Show, in full, each line of the data that contains "title".

─── Supplied data

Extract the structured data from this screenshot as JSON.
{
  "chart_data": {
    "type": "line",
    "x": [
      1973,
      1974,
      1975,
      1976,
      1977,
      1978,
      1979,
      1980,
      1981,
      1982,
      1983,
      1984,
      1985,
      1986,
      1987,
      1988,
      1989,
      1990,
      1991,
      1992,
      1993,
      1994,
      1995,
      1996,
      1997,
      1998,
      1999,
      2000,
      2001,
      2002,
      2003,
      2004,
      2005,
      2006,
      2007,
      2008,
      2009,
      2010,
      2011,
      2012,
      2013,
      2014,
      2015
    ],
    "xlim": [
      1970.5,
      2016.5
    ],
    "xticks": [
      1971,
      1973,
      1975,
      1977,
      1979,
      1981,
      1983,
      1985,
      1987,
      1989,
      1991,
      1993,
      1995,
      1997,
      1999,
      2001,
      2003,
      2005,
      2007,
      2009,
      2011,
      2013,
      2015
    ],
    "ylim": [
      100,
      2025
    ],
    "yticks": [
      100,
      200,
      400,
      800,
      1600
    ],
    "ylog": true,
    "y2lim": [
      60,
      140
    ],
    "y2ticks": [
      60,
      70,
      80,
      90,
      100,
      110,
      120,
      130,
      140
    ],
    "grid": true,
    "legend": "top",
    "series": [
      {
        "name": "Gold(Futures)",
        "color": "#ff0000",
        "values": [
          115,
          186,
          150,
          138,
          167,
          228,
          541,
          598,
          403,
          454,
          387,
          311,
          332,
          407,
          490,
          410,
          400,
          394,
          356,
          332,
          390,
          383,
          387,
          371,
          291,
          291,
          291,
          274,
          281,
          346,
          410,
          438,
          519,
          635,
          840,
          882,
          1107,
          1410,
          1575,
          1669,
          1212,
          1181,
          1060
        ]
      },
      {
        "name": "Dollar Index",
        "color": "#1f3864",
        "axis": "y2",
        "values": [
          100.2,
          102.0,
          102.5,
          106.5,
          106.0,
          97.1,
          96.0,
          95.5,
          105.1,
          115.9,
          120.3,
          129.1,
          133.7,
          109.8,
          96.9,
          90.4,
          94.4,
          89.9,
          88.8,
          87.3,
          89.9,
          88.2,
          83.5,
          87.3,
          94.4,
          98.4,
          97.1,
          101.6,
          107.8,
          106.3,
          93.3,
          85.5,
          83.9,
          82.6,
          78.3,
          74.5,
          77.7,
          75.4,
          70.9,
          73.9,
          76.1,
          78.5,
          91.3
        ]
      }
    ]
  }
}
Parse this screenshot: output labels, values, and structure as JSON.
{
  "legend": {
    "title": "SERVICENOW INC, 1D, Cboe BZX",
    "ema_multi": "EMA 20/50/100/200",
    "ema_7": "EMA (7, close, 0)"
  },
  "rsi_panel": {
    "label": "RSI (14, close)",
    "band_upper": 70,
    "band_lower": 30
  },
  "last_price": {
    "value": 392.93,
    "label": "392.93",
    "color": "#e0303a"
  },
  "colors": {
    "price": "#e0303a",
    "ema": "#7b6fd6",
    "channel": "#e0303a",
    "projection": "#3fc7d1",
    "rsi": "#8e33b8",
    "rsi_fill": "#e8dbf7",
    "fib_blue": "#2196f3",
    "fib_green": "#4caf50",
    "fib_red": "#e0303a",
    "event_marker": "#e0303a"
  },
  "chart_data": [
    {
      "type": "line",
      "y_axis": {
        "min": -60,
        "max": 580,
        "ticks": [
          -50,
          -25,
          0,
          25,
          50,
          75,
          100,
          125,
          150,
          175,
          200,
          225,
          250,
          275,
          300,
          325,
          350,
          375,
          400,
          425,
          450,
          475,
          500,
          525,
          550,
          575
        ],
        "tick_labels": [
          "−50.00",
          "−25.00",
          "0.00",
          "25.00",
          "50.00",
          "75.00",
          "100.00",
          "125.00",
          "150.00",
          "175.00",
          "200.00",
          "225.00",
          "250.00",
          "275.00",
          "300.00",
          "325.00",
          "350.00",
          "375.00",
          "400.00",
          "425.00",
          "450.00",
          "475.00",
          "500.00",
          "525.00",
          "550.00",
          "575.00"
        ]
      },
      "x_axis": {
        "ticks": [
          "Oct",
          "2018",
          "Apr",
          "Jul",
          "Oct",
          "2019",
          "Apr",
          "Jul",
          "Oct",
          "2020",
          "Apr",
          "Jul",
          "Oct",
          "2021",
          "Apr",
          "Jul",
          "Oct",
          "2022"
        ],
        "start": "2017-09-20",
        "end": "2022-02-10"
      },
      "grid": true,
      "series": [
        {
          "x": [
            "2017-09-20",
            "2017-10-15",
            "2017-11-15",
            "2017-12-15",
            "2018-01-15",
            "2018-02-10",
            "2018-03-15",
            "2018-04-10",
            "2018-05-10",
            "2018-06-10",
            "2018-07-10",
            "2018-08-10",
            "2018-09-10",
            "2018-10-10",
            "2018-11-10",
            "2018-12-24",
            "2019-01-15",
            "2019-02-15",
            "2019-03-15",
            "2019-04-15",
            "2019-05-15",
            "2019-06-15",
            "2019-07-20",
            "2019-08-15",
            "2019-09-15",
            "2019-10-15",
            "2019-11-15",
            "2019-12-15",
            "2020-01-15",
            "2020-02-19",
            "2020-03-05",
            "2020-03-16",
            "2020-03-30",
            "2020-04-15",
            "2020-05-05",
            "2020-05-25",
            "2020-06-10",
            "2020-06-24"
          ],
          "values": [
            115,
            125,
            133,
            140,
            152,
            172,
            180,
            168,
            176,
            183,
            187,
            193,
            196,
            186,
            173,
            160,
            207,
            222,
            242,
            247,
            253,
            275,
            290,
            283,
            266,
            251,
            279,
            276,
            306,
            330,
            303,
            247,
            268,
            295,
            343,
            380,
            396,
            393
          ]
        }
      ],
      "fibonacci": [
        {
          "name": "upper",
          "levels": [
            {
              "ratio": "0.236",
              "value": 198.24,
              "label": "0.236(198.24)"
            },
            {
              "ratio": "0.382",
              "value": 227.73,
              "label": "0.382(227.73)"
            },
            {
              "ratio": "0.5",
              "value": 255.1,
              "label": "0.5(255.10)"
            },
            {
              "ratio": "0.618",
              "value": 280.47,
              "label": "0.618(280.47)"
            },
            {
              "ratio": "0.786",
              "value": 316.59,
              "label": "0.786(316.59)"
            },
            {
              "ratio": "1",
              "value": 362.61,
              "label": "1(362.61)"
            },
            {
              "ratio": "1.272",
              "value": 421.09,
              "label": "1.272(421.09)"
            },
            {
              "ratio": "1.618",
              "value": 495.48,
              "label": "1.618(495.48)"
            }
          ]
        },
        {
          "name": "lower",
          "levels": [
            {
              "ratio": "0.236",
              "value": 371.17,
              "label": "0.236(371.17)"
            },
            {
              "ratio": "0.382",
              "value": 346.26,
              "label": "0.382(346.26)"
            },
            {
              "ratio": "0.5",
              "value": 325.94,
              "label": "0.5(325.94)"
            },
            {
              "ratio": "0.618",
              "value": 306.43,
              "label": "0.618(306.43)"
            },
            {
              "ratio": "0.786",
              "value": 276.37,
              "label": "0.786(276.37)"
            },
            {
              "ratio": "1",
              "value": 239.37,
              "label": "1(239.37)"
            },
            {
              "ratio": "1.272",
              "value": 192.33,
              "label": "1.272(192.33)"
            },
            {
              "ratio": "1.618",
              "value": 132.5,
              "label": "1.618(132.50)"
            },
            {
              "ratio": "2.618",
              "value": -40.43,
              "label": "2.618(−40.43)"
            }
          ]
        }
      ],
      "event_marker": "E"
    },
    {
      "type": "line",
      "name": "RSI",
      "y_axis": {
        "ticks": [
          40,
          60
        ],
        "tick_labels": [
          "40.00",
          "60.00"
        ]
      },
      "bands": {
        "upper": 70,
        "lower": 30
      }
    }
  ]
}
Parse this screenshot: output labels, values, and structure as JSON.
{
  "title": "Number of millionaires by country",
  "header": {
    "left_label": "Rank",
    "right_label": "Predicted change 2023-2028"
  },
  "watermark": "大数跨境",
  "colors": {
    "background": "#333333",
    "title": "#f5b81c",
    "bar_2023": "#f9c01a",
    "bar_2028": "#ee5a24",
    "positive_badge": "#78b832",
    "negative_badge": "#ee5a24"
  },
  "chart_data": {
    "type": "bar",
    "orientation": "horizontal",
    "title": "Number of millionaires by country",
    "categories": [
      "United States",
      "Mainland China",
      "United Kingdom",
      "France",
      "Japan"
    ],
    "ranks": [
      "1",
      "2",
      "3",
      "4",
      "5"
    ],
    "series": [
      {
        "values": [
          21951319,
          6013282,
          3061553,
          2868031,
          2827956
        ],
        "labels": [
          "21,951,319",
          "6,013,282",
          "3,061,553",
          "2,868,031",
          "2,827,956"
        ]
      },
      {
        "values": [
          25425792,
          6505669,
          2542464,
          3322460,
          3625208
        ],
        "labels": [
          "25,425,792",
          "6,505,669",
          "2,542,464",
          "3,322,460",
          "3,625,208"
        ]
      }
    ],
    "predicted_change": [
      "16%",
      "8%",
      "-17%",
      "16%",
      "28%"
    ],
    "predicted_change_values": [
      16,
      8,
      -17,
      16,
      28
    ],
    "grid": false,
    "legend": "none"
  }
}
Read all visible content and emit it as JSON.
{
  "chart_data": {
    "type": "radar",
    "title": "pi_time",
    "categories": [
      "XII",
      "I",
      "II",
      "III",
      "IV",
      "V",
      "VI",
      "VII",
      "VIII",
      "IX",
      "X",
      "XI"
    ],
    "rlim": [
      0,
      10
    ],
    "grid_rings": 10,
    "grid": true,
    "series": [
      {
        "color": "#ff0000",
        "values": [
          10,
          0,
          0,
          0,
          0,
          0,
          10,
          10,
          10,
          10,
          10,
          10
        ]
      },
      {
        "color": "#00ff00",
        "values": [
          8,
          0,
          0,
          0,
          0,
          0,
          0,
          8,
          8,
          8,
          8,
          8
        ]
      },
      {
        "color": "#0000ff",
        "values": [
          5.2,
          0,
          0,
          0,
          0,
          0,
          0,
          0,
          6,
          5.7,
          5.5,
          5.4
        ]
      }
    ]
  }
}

──────

▶ Result of the exercise
    "title": "SERVICENOW INC, 1D, Cboe BZX",
  "title": "Number of millionaires by country",
    "title": "#f5b81c",
    "title": "Number of millionaires by country",
    "title": "pi_time",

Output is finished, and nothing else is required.